▸ Exercise objective:
All entries must be extracted exactly, with nothing added or dropped.

Stored data
+-------+

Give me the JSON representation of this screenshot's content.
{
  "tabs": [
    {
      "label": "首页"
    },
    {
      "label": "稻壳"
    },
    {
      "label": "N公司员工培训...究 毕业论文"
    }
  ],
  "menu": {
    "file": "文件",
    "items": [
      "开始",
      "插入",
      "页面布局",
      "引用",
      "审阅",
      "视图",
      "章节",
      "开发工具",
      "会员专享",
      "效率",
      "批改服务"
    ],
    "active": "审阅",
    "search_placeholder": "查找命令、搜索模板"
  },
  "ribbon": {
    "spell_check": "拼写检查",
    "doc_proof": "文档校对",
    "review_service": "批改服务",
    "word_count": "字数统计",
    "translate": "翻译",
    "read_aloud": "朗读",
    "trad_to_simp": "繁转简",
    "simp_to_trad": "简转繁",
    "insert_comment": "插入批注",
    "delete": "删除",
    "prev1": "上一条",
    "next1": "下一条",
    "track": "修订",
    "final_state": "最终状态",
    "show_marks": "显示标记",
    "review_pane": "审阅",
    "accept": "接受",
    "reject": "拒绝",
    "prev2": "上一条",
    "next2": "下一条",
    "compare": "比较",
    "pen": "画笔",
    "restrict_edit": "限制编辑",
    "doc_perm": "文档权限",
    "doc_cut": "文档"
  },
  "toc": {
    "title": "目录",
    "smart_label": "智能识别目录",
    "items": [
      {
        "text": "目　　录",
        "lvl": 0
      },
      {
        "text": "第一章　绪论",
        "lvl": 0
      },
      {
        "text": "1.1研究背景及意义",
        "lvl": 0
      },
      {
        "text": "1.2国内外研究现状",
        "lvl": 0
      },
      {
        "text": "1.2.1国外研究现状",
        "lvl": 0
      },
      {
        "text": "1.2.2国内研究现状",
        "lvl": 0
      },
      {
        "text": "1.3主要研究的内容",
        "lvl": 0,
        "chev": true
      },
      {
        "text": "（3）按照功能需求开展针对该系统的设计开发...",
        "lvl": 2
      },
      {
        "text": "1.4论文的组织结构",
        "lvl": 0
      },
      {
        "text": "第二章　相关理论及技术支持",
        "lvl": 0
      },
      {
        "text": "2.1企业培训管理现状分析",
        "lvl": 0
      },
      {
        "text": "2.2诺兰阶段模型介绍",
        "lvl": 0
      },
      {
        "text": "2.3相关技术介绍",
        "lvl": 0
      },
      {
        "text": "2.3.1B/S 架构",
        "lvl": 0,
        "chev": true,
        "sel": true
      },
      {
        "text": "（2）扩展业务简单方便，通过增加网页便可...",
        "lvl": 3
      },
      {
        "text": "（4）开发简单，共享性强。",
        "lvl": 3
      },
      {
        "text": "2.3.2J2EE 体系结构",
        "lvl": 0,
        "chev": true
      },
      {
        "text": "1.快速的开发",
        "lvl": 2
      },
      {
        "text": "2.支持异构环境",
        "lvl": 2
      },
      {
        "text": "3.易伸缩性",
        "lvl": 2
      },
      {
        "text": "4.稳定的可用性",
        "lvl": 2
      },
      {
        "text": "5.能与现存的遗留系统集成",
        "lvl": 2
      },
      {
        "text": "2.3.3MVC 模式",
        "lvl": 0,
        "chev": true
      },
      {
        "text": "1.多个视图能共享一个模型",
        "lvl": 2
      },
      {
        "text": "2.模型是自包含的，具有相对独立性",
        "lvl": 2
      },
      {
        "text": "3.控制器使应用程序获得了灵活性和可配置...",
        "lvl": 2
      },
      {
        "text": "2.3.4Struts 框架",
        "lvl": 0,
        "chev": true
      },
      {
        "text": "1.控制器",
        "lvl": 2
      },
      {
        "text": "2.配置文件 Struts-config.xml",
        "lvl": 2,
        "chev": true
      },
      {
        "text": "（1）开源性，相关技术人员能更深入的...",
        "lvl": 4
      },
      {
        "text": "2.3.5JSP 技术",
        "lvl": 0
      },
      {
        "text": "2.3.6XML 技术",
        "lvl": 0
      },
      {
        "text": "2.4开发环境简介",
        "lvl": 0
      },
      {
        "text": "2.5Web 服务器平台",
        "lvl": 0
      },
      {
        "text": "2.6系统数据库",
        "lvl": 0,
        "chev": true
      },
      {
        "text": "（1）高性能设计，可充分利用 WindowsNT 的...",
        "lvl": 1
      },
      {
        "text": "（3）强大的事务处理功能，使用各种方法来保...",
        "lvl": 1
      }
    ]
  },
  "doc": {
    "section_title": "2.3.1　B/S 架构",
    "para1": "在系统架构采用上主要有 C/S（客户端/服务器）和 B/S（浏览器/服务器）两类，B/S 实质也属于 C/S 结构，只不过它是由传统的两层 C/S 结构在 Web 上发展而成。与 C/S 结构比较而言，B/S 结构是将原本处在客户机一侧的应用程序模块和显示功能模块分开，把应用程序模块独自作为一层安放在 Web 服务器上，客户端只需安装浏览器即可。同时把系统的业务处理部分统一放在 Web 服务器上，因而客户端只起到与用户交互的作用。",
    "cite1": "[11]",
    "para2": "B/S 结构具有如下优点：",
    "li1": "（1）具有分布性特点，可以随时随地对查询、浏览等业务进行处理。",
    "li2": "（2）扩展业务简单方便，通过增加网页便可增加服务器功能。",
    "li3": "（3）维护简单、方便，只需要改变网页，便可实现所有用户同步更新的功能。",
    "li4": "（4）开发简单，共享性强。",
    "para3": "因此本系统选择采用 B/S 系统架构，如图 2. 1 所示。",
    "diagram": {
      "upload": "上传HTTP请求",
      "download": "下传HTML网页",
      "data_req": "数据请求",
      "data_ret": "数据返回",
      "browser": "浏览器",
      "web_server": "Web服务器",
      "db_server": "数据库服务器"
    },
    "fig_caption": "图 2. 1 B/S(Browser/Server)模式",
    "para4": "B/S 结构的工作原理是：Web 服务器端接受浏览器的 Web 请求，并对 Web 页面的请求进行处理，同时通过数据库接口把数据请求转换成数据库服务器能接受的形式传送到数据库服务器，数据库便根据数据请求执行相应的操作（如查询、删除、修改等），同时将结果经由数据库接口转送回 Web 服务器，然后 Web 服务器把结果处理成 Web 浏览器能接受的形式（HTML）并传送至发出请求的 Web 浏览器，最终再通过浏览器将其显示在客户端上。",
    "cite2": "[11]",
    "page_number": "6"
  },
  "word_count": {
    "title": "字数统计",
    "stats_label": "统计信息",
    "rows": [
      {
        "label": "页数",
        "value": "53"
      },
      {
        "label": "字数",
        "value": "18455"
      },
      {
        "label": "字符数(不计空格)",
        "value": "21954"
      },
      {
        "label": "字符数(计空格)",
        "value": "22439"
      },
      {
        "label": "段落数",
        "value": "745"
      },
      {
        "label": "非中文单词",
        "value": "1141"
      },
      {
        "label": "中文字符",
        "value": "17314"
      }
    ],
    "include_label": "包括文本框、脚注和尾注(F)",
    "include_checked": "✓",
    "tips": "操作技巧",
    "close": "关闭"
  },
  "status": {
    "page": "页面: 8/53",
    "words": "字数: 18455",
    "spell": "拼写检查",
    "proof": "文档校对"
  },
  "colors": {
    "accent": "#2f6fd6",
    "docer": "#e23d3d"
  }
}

+-------+

▸ Completed task:
Give me the JSON representation of this screenshot's content.
{
  "tabs": [
    {
      "label": "首页"
    },
    {
      "label": "稻壳"
    },
    {
      "label": "N公司员工培训...究 毕业论文"
    }
  ],
  "menu": {
    "file": "文件",
    "items": [
      "开始",
      "插入",
      "页面布局",
      "引用",
      "审阅",
      "视图",
      "章节",
      "开发工具",
      "会员专享",
      "效率",
      "批改服务"
    ],
    "active": "审阅",
    "search_placeholder": "查找命令、搜索模板"
  },
  "ribbon": {
    "spell_check": "拼写检查",
    "doc_proof": "文档校对",
    "review_service": "批改服务",
    "word_count": "字数统计",
    "translate": "翻译",
    "read_aloud": "朗读",
    "trad_to_simp": "繁转简",
    "simp_to_trad": "简转繁",
    "insert_comment": "插入批注",
    "delete": "删除",
    "prev1": "上一条",
    "next1": "下一条",
    "track": "修订",
    "final_state": "最终状态",
    "show_marks": "显示标记",
    "review_pane": "审阅",
    "accept": "接受",
    "reject": "拒绝",
    "prev2": "上一条",
    "next2": "下一条",
    "compare": "比较",
    "pen": "画笔",
    "restrict_edit": "限制编辑",
    "doc_perm": "文档权限",
    "doc_cut": "文档"
  },
  "toc": {
    "title": "目录",
    "smart_label": "智能识别目录",
    "items": [
      {
        "text": "目　　录",
        "lvl": 0
      },
      {
        "text": "第一章　绪论",
        "lvl": 0
      },
      {
        "text": "1.1研究背景及意义",
        "lvl": 0
      },
      {
        "text": "1.2国内外研究现状",
        "lvl": 0
      },
      {
        "text": "1.2.1国外研究现状",
        "lvl": 0
      },
      {
        "text": "1.2.2国内研究现状",
        "lvl": 0
      },
      {
        "text": "1.3主要研究的内容",
        "lvl": 0,
        "chev": true
      },
      {
        "text": "（3）按照功能需求开展针对该系统的设计开发...",
        "lvl": 2
      },
      {
        "text": "1.4论文的组织结构",
        "lvl": 0
      },
      {
        "text": "第二章　相关理论及技术支持",
        "lvl": 0
      },
      {
        "text": "2.1企业培训管理现状分析",
        "lvl": 0
      },
      {
        "text": "2.2诺兰阶段模型介绍",
        "lvl": 0
      },
      {
        "text": "2.3相关技术介绍",
        "lvl": 0
      },
      {
        "text": "2.3.1B/S 架构",
        "lvl": 0,
        "chev": true,
        "sel": true
      },
      {
        "text": "（2）扩展业务简单方便，通过增加网页便可...",
        "lvl": 3
      },
      {
        "text": "（4）开发简单，共享性强。",
        "lvl": 3
      },
      {
        "text": "2.3.2J2EE 体系结构",
        "lvl": 0,
        "chev": true
      },
      {
        "text": "1.快速的开发",
        "lvl": 2
      },
      {
        "text": "2.支持异构环境",
        "lvl": 2
      },
      {
        "text": "3.易伸缩性",
        "lvl": 2
      },
      {
        "text": "4.稳定的可用性",
        "lvl": 2
      },
      {
        "text": "5.能与现存的遗留系统集成",
        "lvl": 2
      },
      {
        "text": "2.3.3MVC 模式",
        "lvl": 0,
        "chev": true
      },
      {
        "text": "1.多个视图能共享一个模型",
        "lvl": 2
      },
      {
        "text": "2.模型是自包含的，具有相对独立性",
        "lvl": 2
      },
      {
        "text": "3.控制器使应用程序获得了灵活性和可配置...",
        "lvl": 2
      },
      {
        "text": "2.3.4Struts 框架",
        "lvl": 0,
        "chev": true
      },
      {
        "text": "1.控制器",
        "lvl": 2
      },
      {
        "text": "2.配置文件 Struts-config.xml",
        "lvl": 2,
        "chev": true
      },
      {
        "text": "（1）开源性，相关技术人员能更深入的...",
        "lvl": 4
      },
      {
        "text": "2.3.5JSP 技术",
        "lvl": 0
      },
      {
        "text": "2.3.6XML 技术",
        "lvl": 0
      },
      {
        "text": "2.4开发环境简介",
        "lvl": 0
      },
      {
        "text": "2.5Web 服务器平台",
        "lvl": 0
      },
      {
        "text": "2.6系统数据库",
        "lvl": 0,
        "chev": true
      },
      {
        "text": "（1）高性能设计，可充分利用 WindowsNT 的...",
        "lvl": 1
      },
      {
        "text": "（3）强大的事务处理功能，使用各种方法来保...",
        "lvl": 1
      }
    ]
  },
  "doc": {
    "section_title": "2.3.1　B/S 架构",
    "para1": "在系统架构采用上主要有 C/S（客户端/服务器）和 B/S（浏览器/服务器）两类，B/S 实质也属于 C/S 结构，只不过它是由传统的两层 C/S 结构在 Web 上发展而成。与 C/S 结构比较而言，B/S 结构是将原本处在客户机一侧的应用程序模块和显示功能模块分开，把应用程序模块独自作为一层安放在 Web 服务器上，客户端只需安装浏览器即可。同时把系统的业务处理部分统一放在 Web 服务器上，因而客户端只起到与用户交互的作用。",
    "cite1": "[11]",
    "para2": "B/S 结构具有如下优点：",
    "li1": "（1）具有分布性特点，可以随时随地对查询、浏览等业务进行处理。",
    "li2": "（2）扩展业务简单方便，通过增加网页便可增加服务器功能。",
    "li3": "（3）维护简单、方便，只需要改变网页，便可实现所有用户同步更新的功能。",
    "li4": "（4）开发简单，共享性强。",
    "para3": "因此本系统选择采用 B/S 系统架构，如图 2. 1 所示。",
    "diagram": {
      "upload": "上传HTTP请求",
      "download": "下传HTML网页",
      "data_req": "数据请求",
      "data_ret": "数据返回",
      "browser": "浏览器",
      "web_server": "Web服务器",
      "db_server": "数据库服务器"
    },
    "fig_caption": "图 2. 1 B/S(Browser/Server)模式",
    "para4": "B/S 结构的工作原理是：Web 服务器端接受浏览器的 Web 请求，并对 Web 页面的请求进行处理，同时通过数据库接口把数据请求转换成数据库服务器能接受的形式传送到数据库服务器，数据库便根据数据请求执行相应的操作（如查询、删除、修改等），同时将结果经由数据库接口转送回 Web 服务器，然后 Web 服务器把结果处理成 Web 浏览器能接受的形式（HTML）并传送至发出请求的 Web 浏览器，最终再通过浏览器将其显示在客户端上。",
    "cite2": "[11]",
    "page_number": "6"
  },
  "word_count": {
    "title": "字数统计",
    "stats_label": "统计信息",
    "rows": [
      {
        "label": "页数",
        "value": "53"
      },
      {
        "label": "字数",
        "value": "18455"
      },
      {
        "label": "字符数(不计空格)",
        "value": "21954"
      },
      {
        "label": "字符数(计空格)",
        "value": "22439"
      },
      {
        "label": "段落数",
        "value": "745"
      },
      {
        "label": "非中文单词",
        "value": "1141"
      },
      {
        "label": "中文字符",
        "value": "17314"
      }
    ],
    "include_label": "包括文本框、脚注和尾注(F)",
    "include_checked": "✓",
    "tips": "操作技巧",
    "close": "关闭"
  },
  "status": {
    "page": "页面: 8/53",
    "words": "字数: 18455",
    "spell": "拼写检查",
    "proof": "文档校对"
  },
  "colors": {
    "accent": "#2f6fd6",
    "docer": "#e23d3d"
  }
}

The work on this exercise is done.